+++ EXTRACTED INFORMATION

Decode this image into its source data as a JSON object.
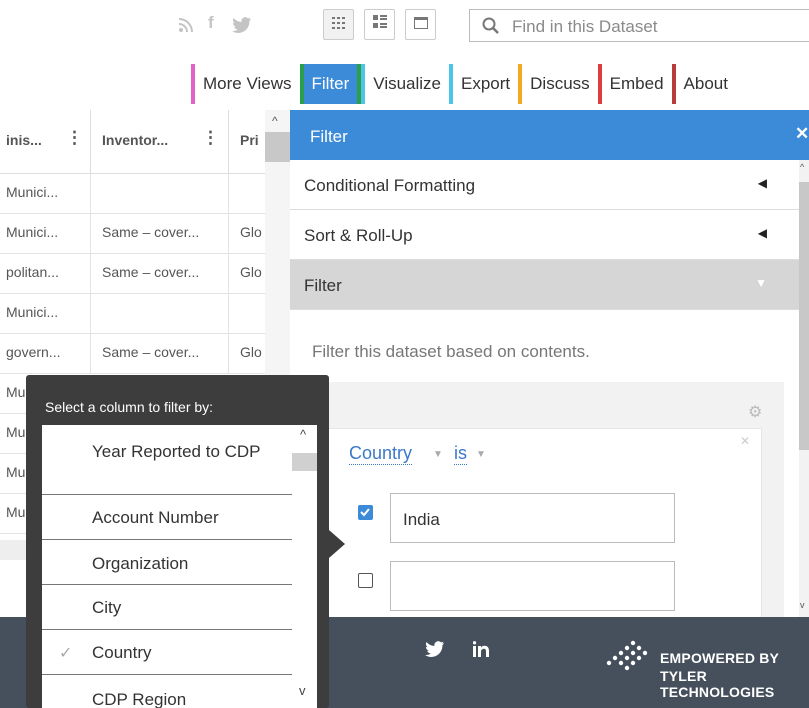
{
  "search": {
    "placeholder": "Find in this Dataset"
  },
  "social": {
    "rss": "rss-icon",
    "facebook": "f",
    "twitter": "twitter-icon"
  },
  "view_buttons": [
    "grid-view-icon",
    "list-view-icon",
    "single-row-view-icon"
  ],
  "tabs": [
    {
      "label": "More Views",
      "color": "#e063c8"
    },
    {
      "label": "Filter",
      "color": "#2b9e4c",
      "active": true
    },
    {
      "label": "Visualize",
      "color": "#4cc6e8"
    },
    {
      "label": "Export",
      "color": "#f5a623"
    },
    {
      "label": "Discuss",
      "color": "#e03c3c"
    },
    {
      "label": "Embed",
      "color": "#b83c3c"
    },
    {
      "label": "About",
      "color": "#888888"
    }
  ],
  "grid": {
    "columns": [
      "inis...",
      "Inventor...",
      "Pri"
    ],
    "rows": [
      [
        "Munici...",
        "",
        ""
      ],
      [
        "Munici...",
        "Same – cover...",
        "Glo"
      ],
      [
        "politan...",
        "Same – cover...",
        "Glo"
      ],
      [
        "Munici...",
        "",
        ""
      ],
      [
        "govern...",
        "Same – cover...",
        "Glo"
      ],
      [
        "Mu",
        "",
        ""
      ],
      [
        "Mu",
        "",
        ""
      ],
      [
        "Mu",
        "",
        ""
      ],
      [
        "Mu",
        "",
        ""
      ]
    ]
  },
  "panel": {
    "title": "Filter",
    "sections": [
      {
        "label": "Conditional Formatting",
        "state": "collapsed"
      },
      {
        "label": "Sort & Roll-Up",
        "state": "collapsed"
      },
      {
        "label": "Filter",
        "state": "expanded"
      }
    ],
    "description": "Filter this dataset based on contents.",
    "filter": {
      "column": "Country",
      "operator": "is",
      "values": [
        {
          "text": "India",
          "checked": true
        },
        {
          "text": "",
          "checked": false
        }
      ]
    }
  },
  "column_popup": {
    "title": "Select a column to filter by:",
    "items": [
      {
        "label": "Year Reported to CDP",
        "checked": false
      },
      {
        "label": "Account Number",
        "checked": false
      },
      {
        "label": "Organization",
        "checked": false
      },
      {
        "label": "City",
        "checked": false
      },
      {
        "label": "Country",
        "checked": true
      },
      {
        "label": "CDP Region",
        "checked": false
      }
    ]
  },
  "footer": {
    "social": [
      "twitter-icon",
      "linkedin-icon"
    ],
    "brand_line1": "EMPOWERED BY",
    "brand_line2": "TYLER TECHNOLOGIES"
  },
  "colors": {
    "accent": "#3c8bd9",
    "footer": "#46505c",
    "popup": "#3d3d3d"
  }
}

++++++

Without including the pictures, reproduce all entries exactly.

Decode this image into its source data as a JSON object.
{
  "search": {
    "placeholder": "Find in this Dataset"
  },
  "social": {
    "rss": "rss-icon",
    "facebook": "f",
    "twitter": "twitter-icon"
  },
  "view_buttons": [
    "grid-view-icon",
    "list-view-icon",
    "single-row-view-icon"
  ],
  "tabs": [
    {
      "label": "More Views",
      "color": "#e063c8"
    },
    {
      "label": "Filter",
      "color": "#2b9e4c",
      "active": true
    },
    {
      "label": "Visualize",
      "color": "#4cc6e8"
    },
    {
      "label": "Export",
      "color": "#f5a623"
    },
    {
      "label": "Discuss",
      "color": "#e03c3c"
    },
    {
      "label": "Embed",
      "color": "#b83c3c"
    },
    {
      "label": "About",
      "color": "#888888"
    }
  ],
  "grid": {
    "columns": [
      "inis...",
      "Inventor...",
      "Pri"
    ],
    "rows": [
      [
        "Munici...",
        "",
        ""
      ],
      [
        "Munici...",
        "Same – cover...",
        "Glo"
      ],
      [
        "politan...",
        "Same – cover...",
        "Glo"
      ],
      [
        "Munici...",
        "",
        ""
      ],
      [
        "govern...",
        "Same – cover...",
        "Glo"
      ],
      [
        "Mu",
        "",
        ""
      ],
      [
        "Mu",
        "",
        ""
      ],
      [
        "Mu",
        "",
        ""
      ],
      [
        "Mu",
        "",
        ""
      ]
    ]
  },
  "panel": {
    "title": "Filter",
    "sections": [
      {
        "label": "Conditional Formatting",
        "state": "collapsed"
      },
      {
        "label": "Sort & Roll-Up",
        "state": "collapsed"
      },
      {
        "label": "Filter",
        "state": "expanded"
      }
    ],
    "description": "Filter this dataset based on contents.",
    "filter": {
      "column": "Country",
      "operator": "is",
      "values": [
        {
          "text": "India",
          "checked": true
        },
        {
          "text": "",
          "checked": false
        }
      ]
    }
  },
  "column_popup": {
    "title": "Select a column to filter by:",
    "items": [
      {
        "label": "Year Reported to CDP",
        "checked": false
      },
      {
        "label": "Account Number",
        "checked": false
      },
      {
        "label": "Organization",
        "checked": false
      },
      {
        "label": "City",
        "checked": false
      },
      {
        "label": "Country",
        "checked": true
      },
      {
        "label": "CDP Region",
        "checked": false
      }
    ]
  },
  "footer": {
    "social": [
      "twitter-icon",
      "linkedin-icon"
    ],
    "brand_line1": "EMPOWERED BY",
    "brand_line2": "TYLER TECHNOLOGIES"
  },
  "colors": {
    "accent": "#3c8bd9",
    "footer": "#46505c",
    "popup": "#3d3d3d"
  }
}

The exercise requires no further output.